(Selected excerpt Opens)

Paolo Guastalvino

Personal information
- Date of birth: 23 June 1979 (age 46)
- Place of birth: Perugia, Italy
- Height: 1.82 m (5 ft 11+1⁄2 in)
- Position: Defender

Senior career*
- Years: Team / Apps / (Gls)
- 1997–1998: Perugia / 4 / (0)
- 1998–2001: Ancona / 88 / (0)
- 2001–2005: Vicenza / 57 / (0)
- 2005–2006: Sambenedettese / 10 / (0)
- 2006: Benevento / 5 / (0)
- 2006–2010: Foligno / 107 / (0)
- 2010–2012: Castel Rigone / 50 / (1)

= Paolo Guastalvino =

Italian footballer

Paolo Guastalvino (born 23 June 1979) is an Italian former footballer who played as a defender.

==Career==
Guastalvino started his career at hometown club Perugia. in 1998 he joined Ancona.

===Vicenza===
In summer 2001 Guastalvino was signed by Parma for undisclosed fee along with Andrea Staffolani (1.5 billion lire) but re-sold to Vicenza in co-ownership deal for 2.5 billion lire (€1,291,142). Guastalvino played 28 games in 2001–02 Serie B. Guastalvino was signed by Vicenza outright in June 2002 for undisclosed fee and Parma signed half of Christian Maggio for 4 billion lire (€2,065,827). However, in the next 3 seasons he played a total of 29 games only.

(Selected excerpt Closes)
(Material provided Opens)

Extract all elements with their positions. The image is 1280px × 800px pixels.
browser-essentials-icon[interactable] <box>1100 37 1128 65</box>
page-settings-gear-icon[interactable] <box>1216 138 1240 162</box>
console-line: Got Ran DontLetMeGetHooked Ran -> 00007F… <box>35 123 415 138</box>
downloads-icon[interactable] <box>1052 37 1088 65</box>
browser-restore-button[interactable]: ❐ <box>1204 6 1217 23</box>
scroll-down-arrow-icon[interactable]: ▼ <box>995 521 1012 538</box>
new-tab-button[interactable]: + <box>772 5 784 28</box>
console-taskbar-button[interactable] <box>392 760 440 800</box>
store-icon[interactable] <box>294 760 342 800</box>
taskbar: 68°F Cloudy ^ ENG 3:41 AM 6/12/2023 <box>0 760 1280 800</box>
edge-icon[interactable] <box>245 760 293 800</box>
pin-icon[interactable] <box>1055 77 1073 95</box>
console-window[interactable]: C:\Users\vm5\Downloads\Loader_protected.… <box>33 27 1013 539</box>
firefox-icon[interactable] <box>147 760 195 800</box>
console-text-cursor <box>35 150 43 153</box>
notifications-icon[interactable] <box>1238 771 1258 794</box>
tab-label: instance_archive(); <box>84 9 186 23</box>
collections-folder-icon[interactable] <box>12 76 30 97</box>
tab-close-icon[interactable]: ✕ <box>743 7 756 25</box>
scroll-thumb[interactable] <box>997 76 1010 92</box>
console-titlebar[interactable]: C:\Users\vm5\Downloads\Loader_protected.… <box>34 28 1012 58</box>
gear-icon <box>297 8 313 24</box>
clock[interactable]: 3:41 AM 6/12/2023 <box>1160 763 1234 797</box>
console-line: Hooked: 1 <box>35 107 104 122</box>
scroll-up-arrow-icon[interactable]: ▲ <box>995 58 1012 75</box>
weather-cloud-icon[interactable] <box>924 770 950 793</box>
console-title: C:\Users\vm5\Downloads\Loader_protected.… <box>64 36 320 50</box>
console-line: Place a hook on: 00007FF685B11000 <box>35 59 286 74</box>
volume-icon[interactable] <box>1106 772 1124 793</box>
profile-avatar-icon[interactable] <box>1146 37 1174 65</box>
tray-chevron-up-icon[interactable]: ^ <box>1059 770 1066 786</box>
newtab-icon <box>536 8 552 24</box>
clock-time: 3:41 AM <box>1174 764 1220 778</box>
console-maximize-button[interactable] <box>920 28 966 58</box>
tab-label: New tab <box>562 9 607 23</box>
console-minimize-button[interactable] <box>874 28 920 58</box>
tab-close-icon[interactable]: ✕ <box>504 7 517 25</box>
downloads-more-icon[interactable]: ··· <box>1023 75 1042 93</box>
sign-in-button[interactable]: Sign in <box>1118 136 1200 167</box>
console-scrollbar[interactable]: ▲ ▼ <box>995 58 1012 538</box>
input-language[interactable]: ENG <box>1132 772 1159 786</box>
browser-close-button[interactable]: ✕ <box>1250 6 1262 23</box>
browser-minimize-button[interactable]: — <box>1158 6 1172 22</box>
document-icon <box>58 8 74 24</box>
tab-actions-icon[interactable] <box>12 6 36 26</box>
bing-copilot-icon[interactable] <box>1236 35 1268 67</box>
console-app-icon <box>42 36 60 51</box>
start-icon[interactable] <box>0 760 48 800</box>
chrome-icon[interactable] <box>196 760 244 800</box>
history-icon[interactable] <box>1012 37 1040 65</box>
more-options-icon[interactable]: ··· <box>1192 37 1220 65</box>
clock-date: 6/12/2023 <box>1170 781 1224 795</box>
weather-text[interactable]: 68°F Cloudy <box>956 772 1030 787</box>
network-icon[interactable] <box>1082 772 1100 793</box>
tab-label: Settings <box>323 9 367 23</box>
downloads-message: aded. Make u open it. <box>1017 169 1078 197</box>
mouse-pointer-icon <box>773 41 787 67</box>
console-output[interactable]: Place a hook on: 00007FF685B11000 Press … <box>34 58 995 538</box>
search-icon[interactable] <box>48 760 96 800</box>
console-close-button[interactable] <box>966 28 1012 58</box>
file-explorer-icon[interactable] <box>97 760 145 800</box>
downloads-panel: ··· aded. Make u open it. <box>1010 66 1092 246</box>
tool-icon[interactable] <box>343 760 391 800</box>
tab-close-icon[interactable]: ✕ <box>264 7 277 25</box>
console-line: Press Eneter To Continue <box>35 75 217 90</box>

(Material provided Closes)

Directions:
**a)** In the Paolo Guastalvino article, which club did he join in 1998?
**b)** Duplicate the passage of the Paolo Guastalvino article between "Italian footballer" and "29 games only.", inclusive.
**c)** Go on with the Paolo Guastalvino article from the point where it stops.
None of the records are needed for this work.

Task-by-task outputs:
**a)** Ancona.

**b)**
Italian footballer

Paolo Guastalvino (born 23 June 1979) is an Italian former footballer who played as a defender.

==Career==
Guastalvino started his career at hometown club Perugia. in 1998 he joined Ancona.

===Vicenza===
In summer 2001 Guastalvino was signed by Parma for undisclosed fee along with Andrea Staffolani (1.5 billion lire) but re-sold to Vicenza in co-ownership deal for 2.5 billion lire (€1,291,142). Guastalvino played 28 games in 2001–02 Serie B. Guastalvino was signed by Vicenza outright in June 2002 for undisclosed fee and Parma signed half of Christian Maggio for 4 billion lire (€2,065,827). However, in the next 3 seasons he played a total of 29 games only.

**c)**
===Lega Pro clubs===
Guastalvino left Vicenza in 2005. He played for Sambenedettese and Benevento respectively in 2005–06 season. In August 2006 he settled in Foligno. The club won 2006–07 Serie C2 group B and finished last in 2007 Supercoppa di Lega di Seconda Divisione. He played for the club in Italian third division for 3 seasons, all secured the seat for the next season.

===Serie D clubs===
In the summer of 2010 he moved down 2 divisions to Serie D club Castel Rigone for the 2010–11 Serie D season, located in his home province – the province of Perugia.